→ Exercise
A verbatim copy of the records is required, with all pictures left out.

→ Exercise material
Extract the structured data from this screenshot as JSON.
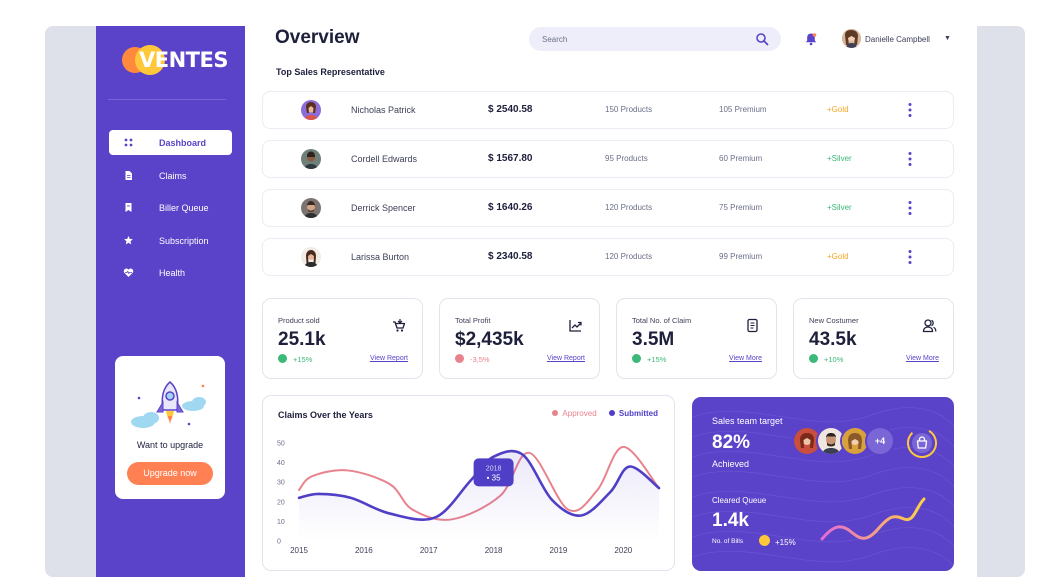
{
  "brand": {
    "name": "VENTES"
  },
  "sidebar": {
    "items": [
      {
        "label": "Dashboard",
        "icon": "dashboard-icon",
        "active": true
      },
      {
        "label": "Claims",
        "icon": "document-icon"
      },
      {
        "label": "Biller Queue",
        "icon": "bookmark-icon"
      },
      {
        "label": "Subscription",
        "icon": "star-icon"
      },
      {
        "label": "Health",
        "icon": "heart-pulse-icon"
      }
    ],
    "upgrade": {
      "title": "Want to upgrade",
      "button": "Upgrade now"
    }
  },
  "header": {
    "title": "Overview",
    "search_placeholder": "Search",
    "user_name": "Danielle Campbell"
  },
  "reps_section": {
    "title": "Top Sales Representative",
    "rows": [
      {
        "name": "Nicholas Patrick",
        "amount": "$ 2540.58",
        "products": "150 Products",
        "premium": "105 Premium",
        "tier": "+Gold"
      },
      {
        "name": "Cordell Edwards",
        "amount": "$ 1567.80",
        "products": "95 Products",
        "premium": "60 Premium",
        "tier": "+Silver"
      },
      {
        "name": "Derrick Spencer",
        "amount": "$ 1640.26",
        "products": "120 Products",
        "premium": "75 Premium",
        "tier": "+Silver"
      },
      {
        "name": "Larissa Burton",
        "amount": "$ 2340.58",
        "products": "120 Products",
        "premium": "99 Premium",
        "tier": "+Gold"
      }
    ]
  },
  "stats": [
    {
      "label": "Product sold",
      "value": "25.1k",
      "change": "+15%",
      "link": "View Report",
      "icon": "cart-icon",
      "trend": "up"
    },
    {
      "label": "Total Profit",
      "value": "$2,435k",
      "change": "-3,5%",
      "link": "View Report",
      "icon": "trend-chart-icon",
      "trend": "down"
    },
    {
      "label": "Total No. of Claim",
      "value": "3.5M",
      "change": "+15%",
      "link": "View More",
      "icon": "document-icon",
      "trend": "up"
    },
    {
      "label": "New Costumer",
      "value": "43.5k",
      "change": "+10%",
      "link": "View More",
      "icon": "users-icon",
      "trend": "up"
    }
  ],
  "colors": {
    "primary": "#5a43c8",
    "approved": "#e8838e",
    "submitted": "#4f3fc6",
    "gold": "#f5a623",
    "silver": "#3cb878",
    "up": "#3cb878",
    "down": "#e8838e"
  },
  "claims_chart": {
    "title": "Claims Over the Years",
    "legend_approved": "Approved",
    "legend_submitted": "Submitted",
    "tooltip_year": "2018",
    "tooltip_value": "• 35"
  },
  "chart_data": {
    "type": "line",
    "title": "Claims Over the Years",
    "x": [
      2015,
      2016,
      2017,
      2018,
      2019,
      2020
    ],
    "x_range": [
      2015,
      2020.55
    ],
    "ylim": [
      0,
      50
    ],
    "yticks": [
      0,
      10,
      20,
      30,
      40,
      50
    ],
    "series": [
      {
        "name": "Approved",
        "x": [
          2015,
          2015.2,
          2015.75,
          2016.4,
          2016.75,
          2017.35,
          2018.1,
          2018.55,
          2019.15,
          2019.6,
          2020.0,
          2020.55
        ],
        "values": [
          26,
          33,
          36,
          29,
          16,
          11,
          23,
          45,
          16,
          26,
          48,
          27
        ]
      },
      {
        "name": "Submitted",
        "x": [
          2015,
          2015.3,
          2015.8,
          2016.4,
          2017.1,
          2017.65,
          2018.0,
          2018.45,
          2018.9,
          2019.35,
          2019.8,
          2020.1,
          2020.55
        ],
        "values": [
          22,
          24,
          22,
          14,
          12,
          31,
          43,
          44,
          21,
          13,
          25,
          38,
          27
        ]
      }
    ]
  },
  "sales_target": {
    "title": "Sales team target",
    "percent": "82%",
    "achieved": "Achieved",
    "more_count": "+4",
    "cleared_title": "Cleared Queue",
    "cleared_value": "1.4k",
    "bills_label": "No. of Bills",
    "bills_change": "+15%"
  }
}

→ Result for this task
Extract the structured data from this screenshot as JSON.
{
  "brand": {
    "name": "VENTES"
  },
  "sidebar": {
    "items": [
      {
        "label": "Dashboard",
        "icon": "dashboard-icon",
        "active": true
      },
      {
        "label": "Claims",
        "icon": "document-icon"
      },
      {
        "label": "Biller Queue",
        "icon": "bookmark-icon"
      },
      {
        "label": "Subscription",
        "icon": "star-icon"
      },
      {
        "label": "Health",
        "icon": "heart-pulse-icon"
      }
    ],
    "upgrade": {
      "title": "Want to upgrade",
      "button": "Upgrade now"
    }
  },
  "header": {
    "title": "Overview",
    "search_placeholder": "Search",
    "user_name": "Danielle Campbell"
  },
  "reps_section": {
    "title": "Top Sales Representative",
    "rows": [
      {
        "name": "Nicholas Patrick",
        "amount": "$ 2540.58",
        "products": "150 Products",
        "premium": "105 Premium",
        "tier": "+Gold"
      },
      {
        "name": "Cordell Edwards",
        "amount": "$ 1567.80",
        "products": "95 Products",
        "premium": "60 Premium",
        "tier": "+Silver"
      },
      {
        "name": "Derrick Spencer",
        "amount": "$ 1640.26",
        "products": "120 Products",
        "premium": "75 Premium",
        "tier": "+Silver"
      },
      {
        "name": "Larissa Burton",
        "amount": "$ 2340.58",
        "products": "120 Products",
        "premium": "99 Premium",
        "tier": "+Gold"
      }
    ]
  },
  "stats": [
    {
      "label": "Product sold",
      "value": "25.1k",
      "change": "+15%",
      "link": "View Report",
      "icon": "cart-icon",
      "trend": "up"
    },
    {
      "label": "Total Profit",
      "value": "$2,435k",
      "change": "-3,5%",
      "link": "View Report",
      "icon": "trend-chart-icon",
      "trend": "down"
    },
    {
      "label": "Total No. of Claim",
      "value": "3.5M",
      "change": "+15%",
      "link": "View More",
      "icon": "document-icon",
      "trend": "up"
    },
    {
      "label": "New Costumer",
      "value": "43.5k",
      "change": "+10%",
      "link": "View More",
      "icon": "users-icon",
      "trend": "up"
    }
  ],
  "colors": {
    "primary": "#5a43c8",
    "approved": "#e8838e",
    "submitted": "#4f3fc6",
    "gold": "#f5a623",
    "silver": "#3cb878",
    "up": "#3cb878",
    "down": "#e8838e"
  },
  "claims_chart": {
    "title": "Claims Over the Years",
    "legend_approved": "Approved",
    "legend_submitted": "Submitted",
    "tooltip_year": "2018",
    "tooltip_value": "• 35"
  },
  "chart_data": {
    "type": "line",
    "title": "Claims Over the Years",
    "x": [
      2015,
      2016,
      2017,
      2018,
      2019,
      2020
    ],
    "x_range": [
      2015,
      2020.55
    ],
    "ylim": [
      0,
      50
    ],
    "yticks": [
      0,
      10,
      20,
      30,
      40,
      50
    ],
    "series": [
      {
        "name": "Approved",
        "x": [
          2015,
          2015.2,
          2015.75,
          2016.4,
          2016.75,
          2017.35,
          2018.1,
          2018.55,
          2019.15,
          2019.6,
          2020.0,
          2020.55
        ],
        "values": [
          26,
          33,
          36,
          29,
          16,
          11,
          23,
          45,
          16,
          26,
          48,
          27
        ]
      },
      {
        "name": "Submitted",
        "x": [
          2015,
          2015.3,
          2015.8,
          2016.4,
          2017.1,
          2017.65,
          2018.0,
          2018.45,
          2018.9,
          2019.35,
          2019.8,
          2020.1,
          2020.55
        ],
        "values": [
          22,
          24,
          22,
          14,
          12,
          31,
          43,
          44,
          21,
          13,
          25,
          38,
          27
        ]
      }
    ]
  },
  "sales_target": {
    "title": "Sales team target",
    "percent": "82%",
    "achieved": "Achieved",
    "more_count": "+4",
    "cleared_title": "Cleared Queue",
    "cleared_value": "1.4k",
    "bills_label": "No. of Bills",
    "bills_change": "+15%"
  }
}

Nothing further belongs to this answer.